╔══
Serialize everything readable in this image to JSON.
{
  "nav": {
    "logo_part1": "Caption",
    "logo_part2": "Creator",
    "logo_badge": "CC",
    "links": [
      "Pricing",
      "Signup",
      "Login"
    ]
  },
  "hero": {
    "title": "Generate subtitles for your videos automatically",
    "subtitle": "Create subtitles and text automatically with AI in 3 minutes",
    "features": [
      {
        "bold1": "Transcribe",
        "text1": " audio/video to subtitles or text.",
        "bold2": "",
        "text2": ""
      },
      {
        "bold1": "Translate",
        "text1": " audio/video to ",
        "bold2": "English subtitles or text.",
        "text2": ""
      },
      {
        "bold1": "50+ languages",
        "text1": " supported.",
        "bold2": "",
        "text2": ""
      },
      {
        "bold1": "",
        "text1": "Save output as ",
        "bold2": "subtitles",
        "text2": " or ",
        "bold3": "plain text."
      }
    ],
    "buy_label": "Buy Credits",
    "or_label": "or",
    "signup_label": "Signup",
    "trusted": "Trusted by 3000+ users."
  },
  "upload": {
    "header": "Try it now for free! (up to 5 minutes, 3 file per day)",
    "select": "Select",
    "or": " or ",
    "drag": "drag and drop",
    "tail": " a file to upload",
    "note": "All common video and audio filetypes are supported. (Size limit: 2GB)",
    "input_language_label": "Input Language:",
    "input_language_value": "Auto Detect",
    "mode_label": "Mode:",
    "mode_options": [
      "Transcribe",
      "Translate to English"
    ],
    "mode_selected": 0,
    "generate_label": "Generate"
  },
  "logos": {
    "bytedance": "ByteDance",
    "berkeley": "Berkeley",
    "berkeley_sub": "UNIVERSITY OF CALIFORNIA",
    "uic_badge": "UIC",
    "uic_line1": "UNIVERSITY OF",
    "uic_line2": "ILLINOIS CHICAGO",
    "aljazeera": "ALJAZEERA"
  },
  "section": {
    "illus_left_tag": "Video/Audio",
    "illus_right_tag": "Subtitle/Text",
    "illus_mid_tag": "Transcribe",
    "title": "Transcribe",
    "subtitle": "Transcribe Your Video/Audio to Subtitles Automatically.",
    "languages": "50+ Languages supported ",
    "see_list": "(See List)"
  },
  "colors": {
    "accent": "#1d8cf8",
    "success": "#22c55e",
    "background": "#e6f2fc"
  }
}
╚══
* _AIM_
Transcribe all entries exactly as they are given.

* _RESULT OF THIS EXERCISE_
Serialize everything readable in this image to JSON.
{
  "nav": {
    "logo_part1": "Caption",
    "logo_part2": "Creator",
    "logo_badge": "CC",
    "links": [
      "Pricing",
      "Signup",
      "Login"
    ]
  },
  "hero": {
    "title": "Generate subtitles for your videos automatically",
    "subtitle": "Create subtitles and text automatically with AI in 3 minutes",
    "features": [
      {
        "bold1": "Transcribe",
        "text1": " audio/video to subtitles or text.",
        "bold2": "",
        "text2": ""
      },
      {
        "bold1": "Translate",
        "text1": " audio/video to ",
        "bold2": "English subtitles or text.",
        "text2": ""
      },
      {
        "bold1": "50+ languages",
        "text1": " supported.",
        "bold2": "",
        "text2": ""
      },
      {
        "bold1": "",
        "text1": "Save output as ",
        "bold2": "subtitles",
        "text2": " or ",
        "bold3": "plain text."
      }
    ],
    "buy_label": "Buy Credits",
    "or_label": "or",
    "signup_label": "Signup",
    "trusted": "Trusted by 3000+ users."
  },
  "upload": {
    "header": "Try it now for free! (up to 5 minutes, 3 file per day)",
    "select": "Select",
    "or": " or ",
    "drag": "drag and drop",
    "tail": " a file to upload",
    "note": "All common video and audio filetypes are supported. (Size limit: 2GB)",
    "input_language_label": "Input Language:",
    "input_language_value": "Auto Detect",
    "mode_label": "Mode:",
    "mode_options": [
      "Transcribe",
      "Translate to English"
    ],
    "mode_selected": 0,
    "generate_label": "Generate"
  },
  "logos": {
    "bytedance": "ByteDance",
    "berkeley": "Berkeley",
    "berkeley_sub": "UNIVERSITY OF CALIFORNIA",
    "uic_badge": "UIC",
    "uic_line1": "UNIVERSITY OF",
    "uic_line2": "ILLINOIS CHICAGO",
    "aljazeera": "ALJAZEERA"
  },
  "section": {
    "illus_left_tag": "Video/Audio",
    "illus_right_tag": "Subtitle/Text",
    "illus_mid_tag": "Transcribe",
    "title": "Transcribe",
    "subtitle": "Transcribe Your Video/Audio to Subtitles Automatically.",
    "languages": "50+ Languages supported ",
    "see_list": "(See List)"
  },
  "colors": {
    "accent": "#1d8cf8",
    "success": "#22c55e",
    "background": "#e6f2fc"
  }
}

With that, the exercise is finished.